- EXERCISE DETAILS -
Using the records that follow, copy every line containing the word "Collection".

- RECORD LIST -
----

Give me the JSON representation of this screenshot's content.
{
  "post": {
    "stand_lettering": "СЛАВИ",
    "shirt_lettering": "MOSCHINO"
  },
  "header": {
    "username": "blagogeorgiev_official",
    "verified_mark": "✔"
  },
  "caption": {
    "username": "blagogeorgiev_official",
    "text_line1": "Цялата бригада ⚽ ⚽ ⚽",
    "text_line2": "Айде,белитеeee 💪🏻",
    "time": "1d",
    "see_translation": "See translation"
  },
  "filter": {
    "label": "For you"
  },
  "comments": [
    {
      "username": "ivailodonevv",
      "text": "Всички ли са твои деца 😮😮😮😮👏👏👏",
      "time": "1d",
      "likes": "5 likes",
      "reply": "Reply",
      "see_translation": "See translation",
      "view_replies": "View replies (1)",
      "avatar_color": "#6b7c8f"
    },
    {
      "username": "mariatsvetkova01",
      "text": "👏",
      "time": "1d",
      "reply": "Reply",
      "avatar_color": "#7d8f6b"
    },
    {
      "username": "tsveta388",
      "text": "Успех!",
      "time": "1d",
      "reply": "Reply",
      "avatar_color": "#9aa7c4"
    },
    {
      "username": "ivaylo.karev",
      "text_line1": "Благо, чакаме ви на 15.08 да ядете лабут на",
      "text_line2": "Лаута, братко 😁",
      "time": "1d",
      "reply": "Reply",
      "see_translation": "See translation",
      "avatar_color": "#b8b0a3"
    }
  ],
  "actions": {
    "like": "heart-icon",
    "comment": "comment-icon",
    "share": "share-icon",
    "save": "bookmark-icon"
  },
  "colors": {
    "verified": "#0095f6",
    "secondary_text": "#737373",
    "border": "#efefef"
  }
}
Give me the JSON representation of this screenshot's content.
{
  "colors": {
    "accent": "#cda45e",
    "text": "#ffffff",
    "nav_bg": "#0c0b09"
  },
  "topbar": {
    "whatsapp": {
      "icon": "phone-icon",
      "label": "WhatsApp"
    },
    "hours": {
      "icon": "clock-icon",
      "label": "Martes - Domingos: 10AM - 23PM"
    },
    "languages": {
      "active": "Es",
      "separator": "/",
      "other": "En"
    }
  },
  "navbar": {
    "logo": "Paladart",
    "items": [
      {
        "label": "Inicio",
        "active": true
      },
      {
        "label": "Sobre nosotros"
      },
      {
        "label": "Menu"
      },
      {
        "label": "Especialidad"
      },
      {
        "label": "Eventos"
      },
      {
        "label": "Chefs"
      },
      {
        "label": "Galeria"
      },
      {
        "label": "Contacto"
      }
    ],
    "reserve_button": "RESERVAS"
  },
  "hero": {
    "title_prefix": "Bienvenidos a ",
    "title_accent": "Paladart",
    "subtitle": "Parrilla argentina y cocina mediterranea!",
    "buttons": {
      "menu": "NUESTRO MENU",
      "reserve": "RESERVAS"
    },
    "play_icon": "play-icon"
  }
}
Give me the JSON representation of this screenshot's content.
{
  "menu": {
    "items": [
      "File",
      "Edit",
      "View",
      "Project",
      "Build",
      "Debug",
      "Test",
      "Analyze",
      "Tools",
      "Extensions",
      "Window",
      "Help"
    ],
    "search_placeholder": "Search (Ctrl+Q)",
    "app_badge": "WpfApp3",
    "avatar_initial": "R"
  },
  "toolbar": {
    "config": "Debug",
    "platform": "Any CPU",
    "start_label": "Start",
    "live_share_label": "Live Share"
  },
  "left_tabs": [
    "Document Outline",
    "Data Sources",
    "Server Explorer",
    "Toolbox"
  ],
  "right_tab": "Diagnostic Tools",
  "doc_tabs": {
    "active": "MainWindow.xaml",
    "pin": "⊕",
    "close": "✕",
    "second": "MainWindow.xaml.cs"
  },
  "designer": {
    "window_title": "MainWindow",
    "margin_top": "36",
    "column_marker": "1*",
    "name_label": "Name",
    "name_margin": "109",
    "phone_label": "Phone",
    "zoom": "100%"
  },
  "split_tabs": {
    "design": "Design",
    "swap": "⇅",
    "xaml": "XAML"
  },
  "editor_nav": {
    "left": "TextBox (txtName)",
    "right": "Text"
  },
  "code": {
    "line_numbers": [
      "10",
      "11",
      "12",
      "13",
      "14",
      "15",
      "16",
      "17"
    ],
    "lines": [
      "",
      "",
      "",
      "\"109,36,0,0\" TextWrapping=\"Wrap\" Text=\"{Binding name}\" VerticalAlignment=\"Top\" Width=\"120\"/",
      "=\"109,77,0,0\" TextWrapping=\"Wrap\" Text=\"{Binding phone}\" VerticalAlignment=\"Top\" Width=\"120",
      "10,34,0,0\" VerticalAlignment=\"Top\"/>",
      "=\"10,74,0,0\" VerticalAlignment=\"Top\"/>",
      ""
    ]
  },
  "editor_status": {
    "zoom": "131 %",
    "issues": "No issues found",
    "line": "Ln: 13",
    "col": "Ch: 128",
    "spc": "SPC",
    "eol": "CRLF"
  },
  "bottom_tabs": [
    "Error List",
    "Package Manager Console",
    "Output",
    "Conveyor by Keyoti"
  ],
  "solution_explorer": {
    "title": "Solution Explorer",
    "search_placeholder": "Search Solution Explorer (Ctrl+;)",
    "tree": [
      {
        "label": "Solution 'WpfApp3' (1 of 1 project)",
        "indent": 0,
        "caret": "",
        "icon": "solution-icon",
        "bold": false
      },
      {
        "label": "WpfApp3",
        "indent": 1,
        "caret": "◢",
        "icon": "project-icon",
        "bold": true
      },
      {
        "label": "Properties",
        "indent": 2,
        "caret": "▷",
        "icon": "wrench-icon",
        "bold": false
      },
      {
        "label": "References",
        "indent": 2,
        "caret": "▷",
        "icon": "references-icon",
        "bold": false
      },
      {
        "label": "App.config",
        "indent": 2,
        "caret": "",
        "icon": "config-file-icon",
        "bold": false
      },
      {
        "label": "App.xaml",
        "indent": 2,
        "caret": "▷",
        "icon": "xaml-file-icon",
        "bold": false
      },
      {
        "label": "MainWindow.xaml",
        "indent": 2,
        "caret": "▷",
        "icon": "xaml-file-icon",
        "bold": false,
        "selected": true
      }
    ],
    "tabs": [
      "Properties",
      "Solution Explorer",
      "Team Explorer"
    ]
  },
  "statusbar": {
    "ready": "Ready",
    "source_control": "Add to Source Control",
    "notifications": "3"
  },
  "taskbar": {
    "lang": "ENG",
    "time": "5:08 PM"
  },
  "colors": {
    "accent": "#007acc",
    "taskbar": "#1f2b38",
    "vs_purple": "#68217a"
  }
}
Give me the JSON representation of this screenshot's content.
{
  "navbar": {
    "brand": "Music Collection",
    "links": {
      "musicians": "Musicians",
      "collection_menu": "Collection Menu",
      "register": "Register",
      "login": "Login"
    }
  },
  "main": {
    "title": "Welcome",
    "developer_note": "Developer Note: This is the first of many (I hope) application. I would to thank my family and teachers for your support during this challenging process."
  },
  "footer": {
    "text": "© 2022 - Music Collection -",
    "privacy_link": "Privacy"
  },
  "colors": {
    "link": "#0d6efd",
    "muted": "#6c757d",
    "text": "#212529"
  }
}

----

- EXERCISE ANSWER -
    "brand": "Music Collection",
      "collection_menu": "Collection Menu",
    "text": "© 2022 - Music Collection -",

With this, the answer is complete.